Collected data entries
================

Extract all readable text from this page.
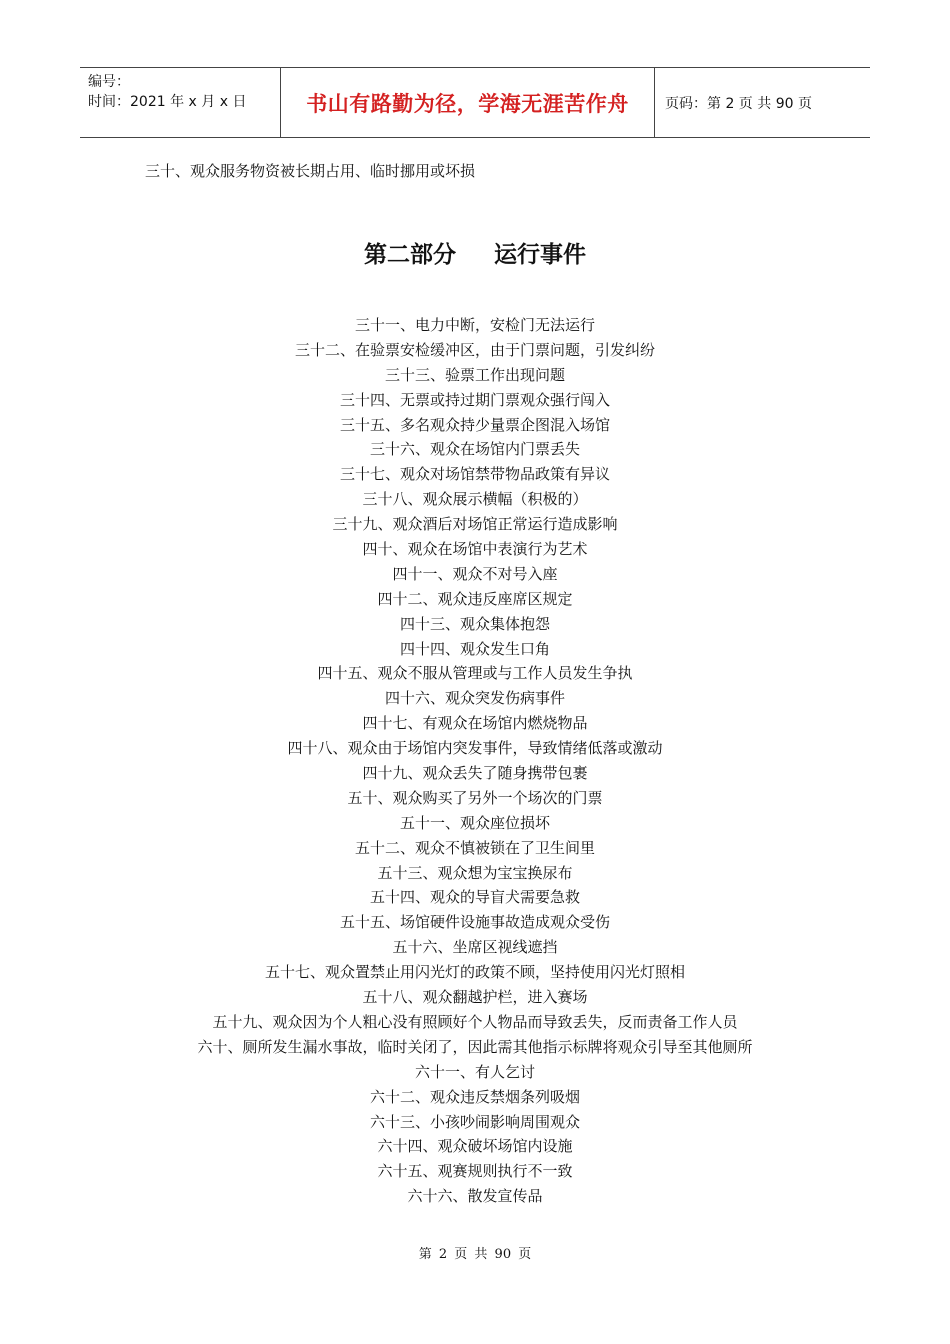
编号：
时间：2021 年 x 月 x 日	书山有路勤为径，学海无涯苦作舟	页码：第 2 页 共 90 页
三十、观众服务物资被长期占用、临时挪用或坏损
第二部分 运行事件
三十一、电力中断，安检门无法运行
三十二、在验票安检缓冲区，由于门票问题，引发纠纷
三十三、验票工作出现问题
三十四、无票或持过期门票观众强行闯入
三十五、多名观众持少量票企图混入场馆
三十六、观众在场馆内门票丢失
三十七、观众对场馆禁带物品政策有异议
三十八、观众展示横幅（积极的）
三十九、观众酒后对场馆正常运行造成影响
四十、观众在场馆中表演行为艺术
四十一、观众不对号入座
四十二、观众违反座席区规定
四十三、观众集体抱怨
四十四、观众发生口角
四十五、观众不服从管理或与工作人员发生争执
四十六、观众突发伤病事件
四十七、有观众在场馆内燃烧物品
四十八、观众由于场馆内突发事件，导致情绪低落或激动
四十九、观众丢失了随身携带包裹
五十、观众购买了另外一个场次的门票
五十一、观众座位损坏
五十二、观众不慎被锁在了卫生间里
五十三、观众想为宝宝换尿布
五十四、观众的导盲犬需要急救
五十五、场馆硬件设施事故造成观众受伤
五十六、坐席区视线遮挡
五十七、观众置禁止用闪光灯的政策不顾，坚持使用闪光灯照相
五十八、观众翻越护栏，进入赛场
五十九、观众因为个人粗心没有照顾好个人物品而导致丢失，反而责备工作人员
六十、厕所发生漏水事故，临时关闭了，因此需其他指示标牌将观众引导至其他厕所
六十一、有人乞讨
六十二、观众违反禁烟条列吸烟
六十三、小孩吵闹影响周围观众
六十四、观众破坏场馆内设施
六十五、观赛规则执行不一致
六十六、散发宣传品
第 2 页 共 90 页
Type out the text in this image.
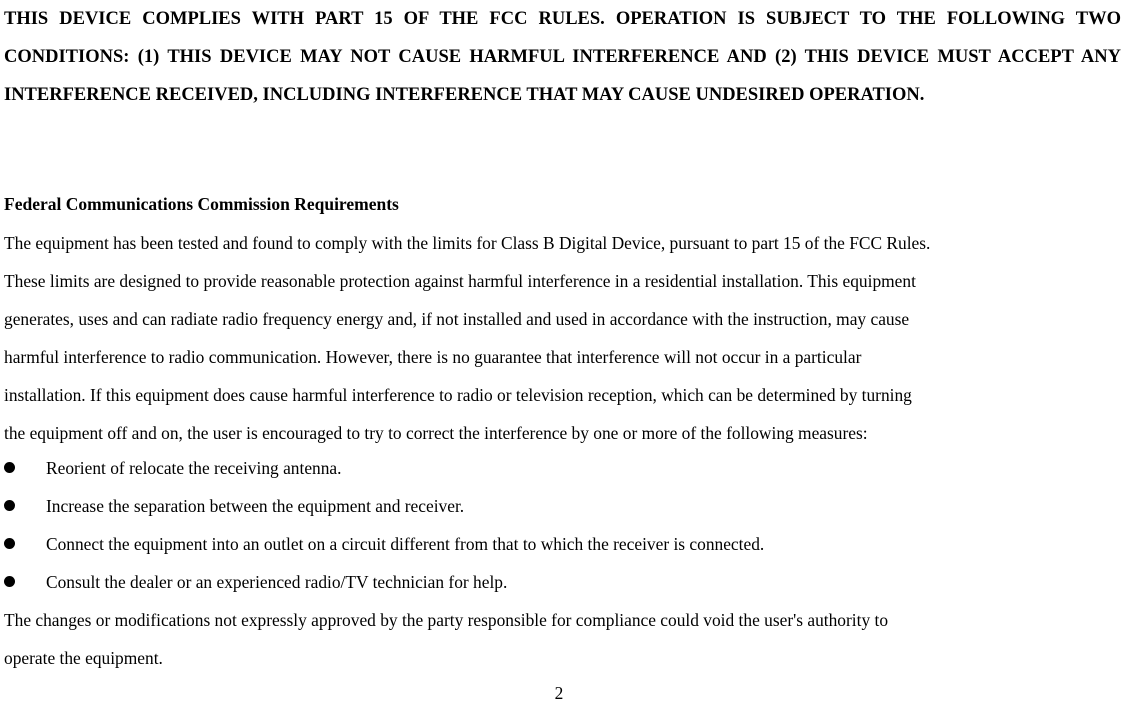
THIS DEVICE COMPLIES WITH PART 15 OF THE FCC RULES. OPERATION IS SUBJECT TO THE FOLLOWING TWO CONDITIONS: (1) THIS DEVICE MAY NOT CAUSE HARMFUL INTERFERENCE AND (2) THIS DEVICE MUST ACCEPT ANY INTERFERENCE RECEIVED, INCLUDING INTERFERENCE THAT MAY CAUSE UNDESIRED OPERATION.

Federal Communications Commission Requirements

The equipment has been tested and found to comply with the limits for Class B Digital Device, pursuant to part 15 of the FCC Rules.

These limits are designed to provide reasonable protection against harmful interference in a residential installation. This equipment

generates, uses and can radiate radio frequency energy and, if not installed and used in accordance with the instruction, may cause

harmful interference to radio communication. However, there is no guarantee that interference will not occur in a particular

installation. If this equipment does cause harmful interference to radio or television reception, which can be determined by turning

the equipment off and on, the user is encouraged to try to correct the interference by one or more of the following measures:

Reorient of relocate the receiving antenna.
Increase the separation between the equipment and receiver.
Connect the equipment into an outlet on a circuit different from that to which the receiver is connected.
Consult the dealer or an experienced radio/TV technician for help.

The changes or modifications not expressly approved by the party responsible for compliance could void the user's authority to

operate the equipment.

2
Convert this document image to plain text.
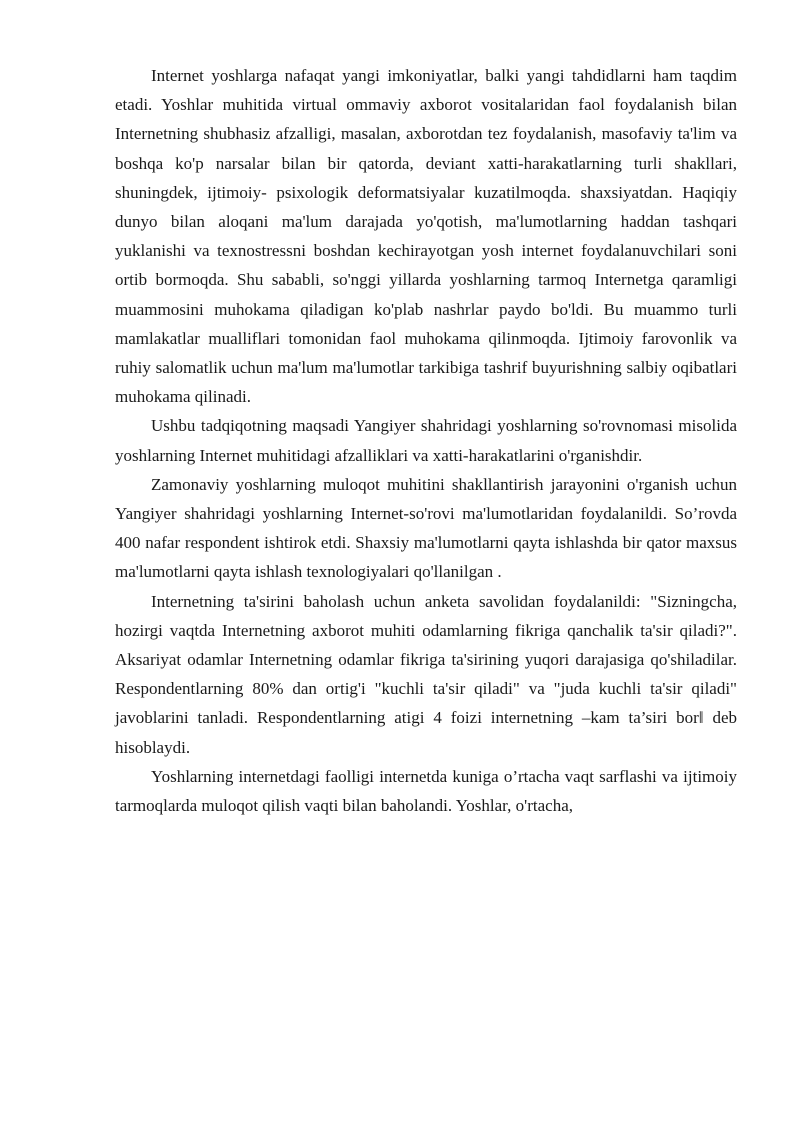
Internet yoshlarga nafaqat yangi imkoniyatlar, balki yangi tahdidlarni ham taqdim etadi. Yoshlar muhitida virtual ommaviy axborot vositalaridan faol foydalanish bilan Internetning shubhasiz afzalligi, masalan, axborotdan tez foydalanish, masofaviy ta'lim va boshqa ko'p narsalar bilan bir qatorda, deviant xatti-harakatlarning turli shakllari, shuningdek, ijtimoiy- psixologik deformatsiyalar kuzatilmoqda. shaxsiyatdan. Haqiqiy dunyo bilan aloqani ma'lum darajada yo'qotish, ma'lumotlarning haddan tashqari yuklanishi va texnostressni boshdan kechirayotgan yosh internet foydalanuvchilari soni ortib bormoqda. Shu sababli, so'nggi yillarda yoshlarning tarmoq Internetga qaramligi muammosini muhokama qiladigan ko'plab nashrlar paydo bo'ldi. Bu muammo turli mamlakatlar mualliflari tomonidan faol muhokama qilinmoqda. Ijtimoiy farovonlik va ruhiy salomatlik uchun ma'lum ma'lumotlar tarkibiga tashrif buyurishning salbiy oqibatlari muhokama qilinadi.

Ushbu tadqiqotning maqsadi Yangiyer shahridagi yoshlarning so'rovnomasi misolida yoshlarning Internet muhitidagi afzalliklari va xatti-harakatlarini o'rganishdir.

Zamonaviy yoshlarning muloqot muhitini shakllantirish jarayonini o'rganish uchun Yangiyer shahridagi yoshlarning Internet-so'rovi ma'lumotlaridan foydalanildi. So’rovda 400 nafar respondent ishtirok etdi. Shaxsiy ma'lumotlarni qayta ishlashda bir qator maxsus ma'lumotlarni qayta ishlash texnologiyalari qo'llanilgan .

Internetning ta'sirini baholash uchun anketa savolidan foydalanildi: "Sizningcha, hozirgi vaqtda Internetning axborot muhiti odamlarning fikriga qanchalik ta'sir qiladi?". Aksariyat odamlar Internetning odamlar fikriga ta'sirining yuqori darajasiga qo'shiladilar. Respondentlarning 80% dan ortig'i "kuchli ta'sir qiladi" va "juda kuchli ta'sir qiladi" javoblarini tanladi. Respondentlarning atigi 4 foizi internetning –kam ta’siri bor‖ deb hisoblaydi.

Yoshlarning internetdagi faolligi internetda kuniga o’rtacha vaqt sarflashi va ijtimoiy tarmoqlarda muloqot qilish vaqti bilan baholandi. Yoshlar, o'rtacha,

================

Images should not appear in the copy; retype the listing above exactly.

Extract all readable text from this page.
编号：
时间：2021 年 x 月 x 日	书山有路勤为径，学海无涯苦作舟	页码：第 2 页 共 90 页
三十、观众服务物资被长期占用、临时挪用或坏损
第二部分 运行事件
三十一、电力中断，安检门无法运行
三十二、在验票安检缓冲区，由于门票问题，引发纠纷
三十三、验票工作出现问题
三十四、无票或持过期门票观众强行闯入
三十五、多名观众持少量票企图混入场馆
三十六、观众在场馆内门票丢失
三十七、观众对场馆禁带物品政策有异议
三十八、观众展示横幅（积极的）
三十九、观众酒后对场馆正常运行造成影响
四十、观众在场馆中表演行为艺术
四十一、观众不对号入座
四十二、观众违反座席区规定
四十三、观众集体抱怨
四十四、观众发生口角
四十五、观众不服从管理或与工作人员发生争执
四十六、观众突发伤病事件
四十七、有观众在场馆内燃烧物品
四十八、观众由于场馆内突发事件，导致情绪低落或激动
四十九、观众丢失了随身携带包裹
五十、观众购买了另外一个场次的门票
五十一、观众座位损坏
五十二、观众不慎被锁在了卫生间里
五十三、观众想为宝宝换尿布
五十四、观众的导盲犬需要急救
五十五、场馆硬件设施事故造成观众受伤
五十六、坐席区视线遮挡
五十七、观众置禁止用闪光灯的政策不顾，坚持使用闪光灯照相
五十八、观众翻越护栏，进入赛场
五十九、观众因为个人粗心没有照顾好个人物品而导致丢失，反而责备工作人员
六十、厕所发生漏水事故，临时关闭了，因此需其他指示标牌将观众引导至其他厕所
六十一、有人乞讨
六十二、观众违反禁烟条列吸烟
六十三、小孩吵闹影响周围观众
六十四、观众破坏场馆内设施
六十五、观赛规则执行不一致
六十六、散发宣传品
第 2 页 共 90 页
Type out the text in this image.
THIS DEVICE COMPLIES WITH PART 15 OF THE FCC RULES. OPERATION IS SUBJECT TO THE FOLLOWING TWO CONDITIONS: (1) THIS DEVICE MAY NOT CAUSE HARMFUL INTERFERENCE AND (2) THIS DEVICE MUST ACCEPT ANY INTERFERENCE RECEIVED, INCLUDING INTERFERENCE THAT MAY CAUSE UNDESIRED OPERATION.

Federal Communications Commission Requirements

The equipment has been tested and found to comply with the limits for Class B Digital Device, pursuant to part 15 of the FCC Rules.

These limits are designed to provide reasonable protection against harmful interference in a residential installation. This equipment

generates, uses and can radiate radio frequency energy and, if not installed and used in accordance with the instruction, may cause

harmful interference to radio communication. However, there is no guarantee that interference will not occur in a particular

installation. If this equipment does cause harmful interference to radio or television reception, which can be determined by turning

the equipment off and on, the user is encouraged to try to correct the interference by one or more of the following measures:

Reorient of relocate the receiving antenna.
Increase the separation between the equipment and receiver.
Connect the equipment into an outlet on a circuit different from that to which the receiver is connected.
Consult the dealer or an experienced radio/TV technician for help.

The changes or modifications not expressly approved by the party responsible for compliance could void the user's authority to

operate the equipment.

2
Convert this document image to plain text.
Internet yoshlarga nafaqat yangi imkoniyatlar, balki yangi tahdidlarni ham taqdim etadi. Yoshlar muhitida virtual ommaviy axborot vositalaridan faol foydalanish bilan Internetning shubhasiz afzalligi, masalan, axborotdan tez foydalanish, masofaviy ta'lim va boshqa ko'p narsalar bilan bir qatorda, deviant xatti-harakatlarning turli shakllari, shuningdek, ijtimoiy- psixologik deformatsiyalar kuzatilmoqda. shaxsiyatdan. Haqiqiy dunyo bilan aloqani ma'lum darajada yo'qotish, ma'lumotlarning haddan tashqari yuklanishi va texnostressni boshdan kechirayotgan yosh internet foydalanuvchilari soni ortib bormoqda. Shu sababli, so'nggi yillarda yoshlarning tarmoq Internetga qaramligi muammosini muhokama qiladigan ko'plab nashrlar paydo bo'ldi. Bu muammo turli mamlakatlar mualliflari tomonidan faol muhokama qilinmoqda. Ijtimoiy farovonlik va ruhiy salomatlik uchun ma'lum ma'lumotlar tarkibiga tashrif buyurishning salbiy oqibatlari muhokama qilinadi.

Ushbu tadqiqotning maqsadi Yangiyer shahridagi yoshlarning so'rovnomasi misolida yoshlarning Internet muhitidagi afzalliklari va xatti-harakatlarini o'rganishdir.

Zamonaviy yoshlarning muloqot muhitini shakllantirish jarayonini o'rganish uchun Yangiyer shahridagi yoshlarning Internet-so'rovi ma'lumotlaridan foydalanildi. So’rovda 400 nafar respondent ishtirok etdi. Shaxsiy ma'lumotlarni qayta ishlashda bir qator maxsus ma'lumotlarni qayta ishlash texnologiyalari qo'llanilgan .

Internetning ta'sirini baholash uchun anketa savolidan foydalanildi: "Sizningcha, hozirgi vaqtda Internetning axborot muhiti odamlarning fikriga qanchalik ta'sir qiladi?". Aksariyat odamlar Internetning odamlar fikriga ta'sirining yuqori darajasiga qo'shiladilar. Respondentlarning 80% dan ortig'i "kuchli ta'sir qiladi" va "juda kuchli ta'sir qiladi" javoblarini tanladi. Respondentlarning atigi 4 foizi internetning –kam ta’siri bor‖ deb hisoblaydi.

Yoshlarning internetdagi faolligi internetda kuniga o’rtacha vaqt sarflashi va ijtimoiy tarmoqlarda muloqot qilish vaqti bilan baholandi. Yoshlar, o'rtacha,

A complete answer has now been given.